Scan the entries for the string "practices" and give the number of lines that have it, nothing further.

__Structured figure records__
■ ■ ■ ■ ■ ■ ■

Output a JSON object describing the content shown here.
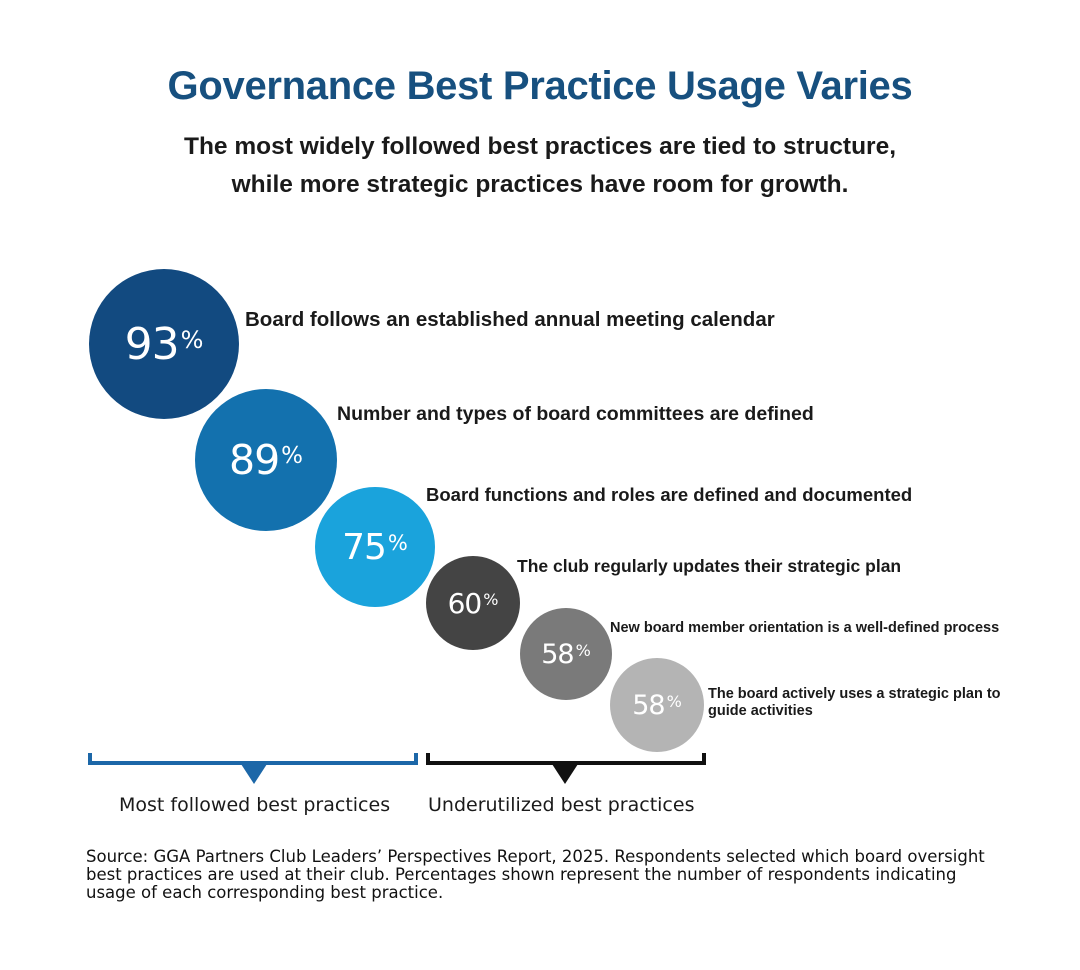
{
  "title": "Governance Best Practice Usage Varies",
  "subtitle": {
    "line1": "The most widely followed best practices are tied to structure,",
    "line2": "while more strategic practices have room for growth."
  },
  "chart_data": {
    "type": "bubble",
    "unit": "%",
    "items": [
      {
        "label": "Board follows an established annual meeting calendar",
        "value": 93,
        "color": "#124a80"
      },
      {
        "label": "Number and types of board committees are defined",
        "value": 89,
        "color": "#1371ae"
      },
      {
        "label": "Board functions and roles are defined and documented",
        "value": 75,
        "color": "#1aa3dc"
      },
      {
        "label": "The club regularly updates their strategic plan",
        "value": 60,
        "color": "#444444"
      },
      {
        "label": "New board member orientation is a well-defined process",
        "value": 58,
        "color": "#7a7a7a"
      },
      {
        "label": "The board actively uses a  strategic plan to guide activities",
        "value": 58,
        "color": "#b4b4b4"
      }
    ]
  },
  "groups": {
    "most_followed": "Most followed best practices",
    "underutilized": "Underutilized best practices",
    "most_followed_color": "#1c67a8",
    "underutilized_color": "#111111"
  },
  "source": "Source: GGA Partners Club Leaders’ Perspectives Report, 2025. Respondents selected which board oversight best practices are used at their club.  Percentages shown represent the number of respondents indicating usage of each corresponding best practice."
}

■ ■ ■ ■ ■ ■ ■

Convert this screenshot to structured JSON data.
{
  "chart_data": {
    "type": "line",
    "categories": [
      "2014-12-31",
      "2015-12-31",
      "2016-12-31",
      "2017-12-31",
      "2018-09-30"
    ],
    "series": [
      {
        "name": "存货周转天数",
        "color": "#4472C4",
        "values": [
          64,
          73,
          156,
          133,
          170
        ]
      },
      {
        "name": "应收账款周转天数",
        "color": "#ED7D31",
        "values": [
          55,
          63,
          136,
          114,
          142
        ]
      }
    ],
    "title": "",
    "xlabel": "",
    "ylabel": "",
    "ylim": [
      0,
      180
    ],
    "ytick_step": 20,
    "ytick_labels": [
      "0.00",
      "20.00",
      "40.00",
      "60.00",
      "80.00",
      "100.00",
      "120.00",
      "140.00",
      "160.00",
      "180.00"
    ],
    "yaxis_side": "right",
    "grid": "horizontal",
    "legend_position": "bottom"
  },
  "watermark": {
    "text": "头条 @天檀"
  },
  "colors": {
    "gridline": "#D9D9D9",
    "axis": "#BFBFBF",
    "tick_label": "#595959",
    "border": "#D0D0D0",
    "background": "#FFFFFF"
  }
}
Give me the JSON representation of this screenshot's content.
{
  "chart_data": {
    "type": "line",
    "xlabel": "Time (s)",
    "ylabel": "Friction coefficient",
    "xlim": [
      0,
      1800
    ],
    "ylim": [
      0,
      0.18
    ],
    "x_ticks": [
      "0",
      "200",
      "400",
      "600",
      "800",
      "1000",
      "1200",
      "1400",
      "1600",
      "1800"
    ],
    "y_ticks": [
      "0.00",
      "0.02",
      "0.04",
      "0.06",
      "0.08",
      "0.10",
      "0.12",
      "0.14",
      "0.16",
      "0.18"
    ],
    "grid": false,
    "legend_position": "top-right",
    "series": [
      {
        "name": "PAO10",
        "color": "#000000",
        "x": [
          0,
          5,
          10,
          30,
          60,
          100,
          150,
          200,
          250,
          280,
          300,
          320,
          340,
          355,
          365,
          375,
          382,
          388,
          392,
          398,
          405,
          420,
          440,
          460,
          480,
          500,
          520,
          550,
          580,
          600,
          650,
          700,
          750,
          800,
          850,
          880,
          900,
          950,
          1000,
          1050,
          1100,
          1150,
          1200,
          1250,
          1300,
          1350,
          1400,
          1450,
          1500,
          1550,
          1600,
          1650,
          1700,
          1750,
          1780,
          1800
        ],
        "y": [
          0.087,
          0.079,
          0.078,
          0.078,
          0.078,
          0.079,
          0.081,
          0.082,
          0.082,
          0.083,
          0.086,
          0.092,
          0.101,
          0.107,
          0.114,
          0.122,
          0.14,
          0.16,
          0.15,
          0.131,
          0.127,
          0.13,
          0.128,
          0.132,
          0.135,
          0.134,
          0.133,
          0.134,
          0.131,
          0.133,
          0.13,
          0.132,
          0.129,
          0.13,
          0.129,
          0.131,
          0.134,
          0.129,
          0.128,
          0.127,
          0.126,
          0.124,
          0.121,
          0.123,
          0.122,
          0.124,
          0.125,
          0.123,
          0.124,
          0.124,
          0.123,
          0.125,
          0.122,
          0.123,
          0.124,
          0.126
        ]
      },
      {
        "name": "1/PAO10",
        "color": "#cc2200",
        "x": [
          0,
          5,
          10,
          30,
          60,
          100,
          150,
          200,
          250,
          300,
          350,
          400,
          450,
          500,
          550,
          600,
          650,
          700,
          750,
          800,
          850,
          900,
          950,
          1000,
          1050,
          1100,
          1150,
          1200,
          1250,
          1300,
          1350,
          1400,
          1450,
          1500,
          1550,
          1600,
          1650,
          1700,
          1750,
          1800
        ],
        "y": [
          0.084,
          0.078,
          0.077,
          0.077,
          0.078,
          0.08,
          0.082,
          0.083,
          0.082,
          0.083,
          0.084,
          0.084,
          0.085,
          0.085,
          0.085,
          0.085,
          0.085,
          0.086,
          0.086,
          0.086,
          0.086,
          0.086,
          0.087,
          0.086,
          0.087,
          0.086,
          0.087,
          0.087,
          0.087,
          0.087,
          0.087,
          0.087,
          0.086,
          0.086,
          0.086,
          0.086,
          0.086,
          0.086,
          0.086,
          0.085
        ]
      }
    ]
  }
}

■ ■ ■ ■ ■ ■ ■

__WRITTEN ANSWER__
5